Work instructions
Restate the whole of the material. Keep every word, and drop the pictures.

[Collected data]
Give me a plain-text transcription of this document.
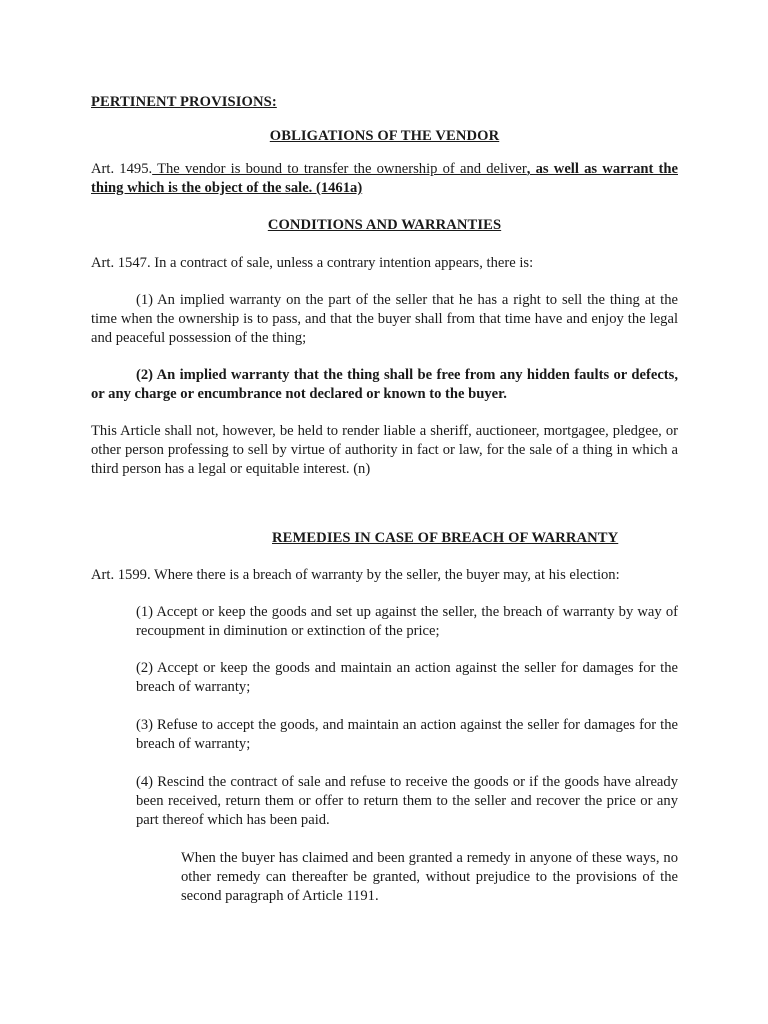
PERTINENT PROVISIONS:

OBLIGATIONS OF THE VENDOR

Art. 1495. The vendor is bound to transfer the ownership of and deliver, as well as warrant the thing which is the object of the sale. (1461a)

CONDITIONS AND WARRANTIES

Art. 1547. In a contract of sale, unless a contrary intention appears, there is:

(1) An implied warranty on the part of the seller that he has a right to sell the thing at the time when the ownership is to pass, and that the buyer shall from that time have and enjoy the legal and peaceful possession of the thing;

(2) An implied warranty that the thing shall be free from any hidden faults or defects, or any charge or encumbrance not declared or known to the buyer.

This Article shall not, however, be held to render liable a sheriff, auctioneer, mortgagee, pledgee, or other person professing to sell by virtue of authority in fact or law, for the sale of a thing in which a third person has a legal or equitable interest. (n)

REMEDIES IN CASE OF BREACH OF WARRANTY

Art. 1599. Where there is a breach of warranty by the seller, the buyer may, at his election:

(1) Accept or keep the goods and set up against the seller, the breach of warranty by way of recoupment in diminution or extinction of the price;

(2) Accept or keep the goods and maintain an action against the seller for damages for the breach of warranty;

(3) Refuse to accept the goods, and maintain an action against the seller for damages for the breach of warranty;

(4) Rescind the contract of sale and refuse to receive the goods or if the goods have already been received, return them or offer to return them to the seller and recover the price or any part thereof which has been paid.

When the buyer has claimed and been granted a remedy in anyone of these ways, no other remedy can thereafter be granted, without prejudice to the provisions of the second paragraph of Article 1191.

Solution to this task
Give me a plain-text transcription of this document.
PERTINENT PROVISIONS:

OBLIGATIONS OF THE VENDOR

Art. 1495. The vendor is bound to transfer the ownership of and deliver, as well as warrant the thing which is the object of the sale. (1461a)

CONDITIONS AND WARRANTIES

Art. 1547. In a contract of sale, unless a contrary intention appears, there is:

(1) An implied warranty on the part of the seller that he has a right to sell the thing at the time when the ownership is to pass, and that the buyer shall from that time have and enjoy the legal and peaceful possession of the thing;

(2) An implied warranty that the thing shall be free from any hidden faults or defects, or any charge or encumbrance not declared or known to the buyer.

This Article shall not, however, be held to render liable a sheriff, auctioneer, mortgagee, pledgee, or other person professing to sell by virtue of authority in fact or law, for the sale of a thing in which a third person has a legal or equitable interest. (n)

REMEDIES IN CASE OF BREACH OF WARRANTY

Art. 1599. Where there is a breach of warranty by the seller, the buyer may, at his election:

(1) Accept or keep the goods and set up against the seller, the breach of warranty by way of recoupment in diminution or extinction of the price;

(2) Accept or keep the goods and maintain an action against the seller for damages for the breach of warranty;

(3) Refuse to accept the goods, and maintain an action against the seller for damages for the breach of warranty;

(4) Rescind the contract of sale and refuse to receive the goods or if the goods have already been received, return them or offer to return them to the seller and recover the price or any part thereof which has been paid.

When the buyer has claimed and been granted a remedy in anyone of these ways, no other remedy can thereafter be granted, without prejudice to the provisions of the second paragraph of Article 1191.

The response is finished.